* **Given problem**: Report every line in the listing below where the string "name" shows up.

----

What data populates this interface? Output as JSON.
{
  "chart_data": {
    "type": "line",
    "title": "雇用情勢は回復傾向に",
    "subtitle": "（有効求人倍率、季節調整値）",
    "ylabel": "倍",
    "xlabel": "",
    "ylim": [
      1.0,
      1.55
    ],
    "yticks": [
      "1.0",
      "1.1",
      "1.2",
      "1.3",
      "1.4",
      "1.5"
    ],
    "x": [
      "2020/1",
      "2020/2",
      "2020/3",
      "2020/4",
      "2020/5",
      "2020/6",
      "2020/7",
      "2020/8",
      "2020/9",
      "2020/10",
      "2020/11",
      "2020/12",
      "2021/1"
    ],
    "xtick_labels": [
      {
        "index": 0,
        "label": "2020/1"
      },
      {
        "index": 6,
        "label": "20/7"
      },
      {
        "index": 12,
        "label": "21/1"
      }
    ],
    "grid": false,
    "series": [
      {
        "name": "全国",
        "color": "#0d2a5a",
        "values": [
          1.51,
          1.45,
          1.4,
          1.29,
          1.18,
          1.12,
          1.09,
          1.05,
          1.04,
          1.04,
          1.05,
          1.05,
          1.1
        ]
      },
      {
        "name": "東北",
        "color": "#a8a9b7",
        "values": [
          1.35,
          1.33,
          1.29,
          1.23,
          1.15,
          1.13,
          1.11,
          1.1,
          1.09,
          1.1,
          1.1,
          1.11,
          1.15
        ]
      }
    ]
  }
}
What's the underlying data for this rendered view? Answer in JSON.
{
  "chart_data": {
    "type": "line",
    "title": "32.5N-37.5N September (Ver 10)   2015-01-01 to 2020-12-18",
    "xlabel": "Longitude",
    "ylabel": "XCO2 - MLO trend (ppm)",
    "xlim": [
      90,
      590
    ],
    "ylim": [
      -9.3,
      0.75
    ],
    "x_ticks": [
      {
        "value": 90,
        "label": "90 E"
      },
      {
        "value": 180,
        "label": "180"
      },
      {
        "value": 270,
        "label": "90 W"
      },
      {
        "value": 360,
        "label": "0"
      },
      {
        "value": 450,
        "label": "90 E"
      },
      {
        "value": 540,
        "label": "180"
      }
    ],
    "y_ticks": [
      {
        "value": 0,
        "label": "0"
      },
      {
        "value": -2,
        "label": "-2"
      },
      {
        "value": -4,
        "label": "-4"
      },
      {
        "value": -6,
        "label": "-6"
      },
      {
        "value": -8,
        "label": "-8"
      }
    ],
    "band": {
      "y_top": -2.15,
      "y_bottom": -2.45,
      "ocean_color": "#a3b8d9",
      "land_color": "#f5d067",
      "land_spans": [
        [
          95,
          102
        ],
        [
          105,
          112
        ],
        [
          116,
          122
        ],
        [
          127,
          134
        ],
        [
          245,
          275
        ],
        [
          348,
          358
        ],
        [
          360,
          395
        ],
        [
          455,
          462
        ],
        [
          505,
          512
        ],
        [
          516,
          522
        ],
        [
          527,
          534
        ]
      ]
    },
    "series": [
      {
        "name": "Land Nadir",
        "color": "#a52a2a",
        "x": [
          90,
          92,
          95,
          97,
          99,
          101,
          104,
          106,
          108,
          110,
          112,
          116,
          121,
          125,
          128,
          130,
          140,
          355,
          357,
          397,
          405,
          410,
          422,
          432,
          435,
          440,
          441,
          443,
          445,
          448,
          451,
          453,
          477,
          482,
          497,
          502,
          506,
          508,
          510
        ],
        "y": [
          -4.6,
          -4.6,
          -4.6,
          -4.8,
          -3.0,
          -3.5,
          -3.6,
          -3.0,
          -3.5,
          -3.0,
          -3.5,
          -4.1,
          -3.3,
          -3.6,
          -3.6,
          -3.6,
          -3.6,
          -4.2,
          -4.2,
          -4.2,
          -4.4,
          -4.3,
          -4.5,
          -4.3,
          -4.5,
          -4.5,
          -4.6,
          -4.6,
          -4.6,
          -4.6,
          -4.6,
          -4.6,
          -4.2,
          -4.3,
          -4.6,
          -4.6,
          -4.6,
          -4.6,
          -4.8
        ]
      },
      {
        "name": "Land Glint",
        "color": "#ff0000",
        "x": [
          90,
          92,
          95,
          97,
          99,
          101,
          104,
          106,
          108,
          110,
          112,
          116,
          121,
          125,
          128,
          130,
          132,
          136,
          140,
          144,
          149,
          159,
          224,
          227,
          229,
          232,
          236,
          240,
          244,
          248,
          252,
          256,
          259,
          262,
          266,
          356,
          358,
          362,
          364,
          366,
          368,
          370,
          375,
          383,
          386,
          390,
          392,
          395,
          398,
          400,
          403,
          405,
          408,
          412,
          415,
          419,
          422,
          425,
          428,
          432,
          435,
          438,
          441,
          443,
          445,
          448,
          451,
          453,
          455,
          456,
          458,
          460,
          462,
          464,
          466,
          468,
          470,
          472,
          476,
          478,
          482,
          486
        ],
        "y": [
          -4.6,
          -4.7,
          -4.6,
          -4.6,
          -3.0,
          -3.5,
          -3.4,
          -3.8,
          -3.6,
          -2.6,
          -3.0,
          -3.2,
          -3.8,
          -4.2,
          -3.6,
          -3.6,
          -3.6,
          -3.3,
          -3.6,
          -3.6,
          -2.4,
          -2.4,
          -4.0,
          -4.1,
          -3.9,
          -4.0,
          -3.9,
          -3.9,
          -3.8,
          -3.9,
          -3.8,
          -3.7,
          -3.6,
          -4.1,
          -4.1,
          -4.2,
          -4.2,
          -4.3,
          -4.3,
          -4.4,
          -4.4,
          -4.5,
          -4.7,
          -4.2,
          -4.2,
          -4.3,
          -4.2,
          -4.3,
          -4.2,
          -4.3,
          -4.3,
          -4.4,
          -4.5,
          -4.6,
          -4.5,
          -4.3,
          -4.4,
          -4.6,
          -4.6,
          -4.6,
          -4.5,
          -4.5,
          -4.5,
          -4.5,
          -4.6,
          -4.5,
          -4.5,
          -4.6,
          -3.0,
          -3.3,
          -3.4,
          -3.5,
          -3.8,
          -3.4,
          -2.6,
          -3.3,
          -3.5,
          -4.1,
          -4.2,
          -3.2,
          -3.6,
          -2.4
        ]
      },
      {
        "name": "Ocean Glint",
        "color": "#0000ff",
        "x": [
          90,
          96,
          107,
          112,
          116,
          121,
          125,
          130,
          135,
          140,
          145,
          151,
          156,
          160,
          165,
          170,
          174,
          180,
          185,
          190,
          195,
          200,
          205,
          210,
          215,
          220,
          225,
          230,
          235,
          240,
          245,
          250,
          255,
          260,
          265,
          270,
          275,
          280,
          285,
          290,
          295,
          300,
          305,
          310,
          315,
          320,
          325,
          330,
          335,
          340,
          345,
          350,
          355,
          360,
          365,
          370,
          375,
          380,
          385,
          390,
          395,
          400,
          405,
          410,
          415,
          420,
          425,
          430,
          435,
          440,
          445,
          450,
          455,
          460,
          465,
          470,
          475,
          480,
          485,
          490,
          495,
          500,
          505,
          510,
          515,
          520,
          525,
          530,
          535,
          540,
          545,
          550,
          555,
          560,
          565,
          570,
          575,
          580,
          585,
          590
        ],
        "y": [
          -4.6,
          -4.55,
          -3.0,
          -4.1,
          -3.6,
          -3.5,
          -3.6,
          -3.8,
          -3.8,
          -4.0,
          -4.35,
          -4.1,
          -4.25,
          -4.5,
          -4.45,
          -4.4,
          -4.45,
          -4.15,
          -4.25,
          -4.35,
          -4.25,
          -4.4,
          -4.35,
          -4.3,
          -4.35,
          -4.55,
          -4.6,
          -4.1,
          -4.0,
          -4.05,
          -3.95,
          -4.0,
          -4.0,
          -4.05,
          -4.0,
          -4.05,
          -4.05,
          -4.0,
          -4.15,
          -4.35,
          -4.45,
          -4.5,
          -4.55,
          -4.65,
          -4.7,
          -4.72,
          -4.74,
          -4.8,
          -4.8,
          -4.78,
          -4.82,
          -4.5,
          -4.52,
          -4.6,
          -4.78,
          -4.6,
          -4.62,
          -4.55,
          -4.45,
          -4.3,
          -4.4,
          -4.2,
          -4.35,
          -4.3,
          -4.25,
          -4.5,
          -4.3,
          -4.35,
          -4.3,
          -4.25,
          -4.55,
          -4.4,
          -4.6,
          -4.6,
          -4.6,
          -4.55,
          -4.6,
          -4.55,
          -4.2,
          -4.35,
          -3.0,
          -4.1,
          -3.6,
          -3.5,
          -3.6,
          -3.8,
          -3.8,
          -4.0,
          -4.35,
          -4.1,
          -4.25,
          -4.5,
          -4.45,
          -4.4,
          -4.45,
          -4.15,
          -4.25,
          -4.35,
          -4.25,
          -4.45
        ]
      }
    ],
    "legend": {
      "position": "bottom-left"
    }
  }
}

----

* **Task result**:
        "name": "全国",
        "name": "東北",
        "name": "Land Nadir",
        "name": "Land Glint",
        "name": "Ocean Glint",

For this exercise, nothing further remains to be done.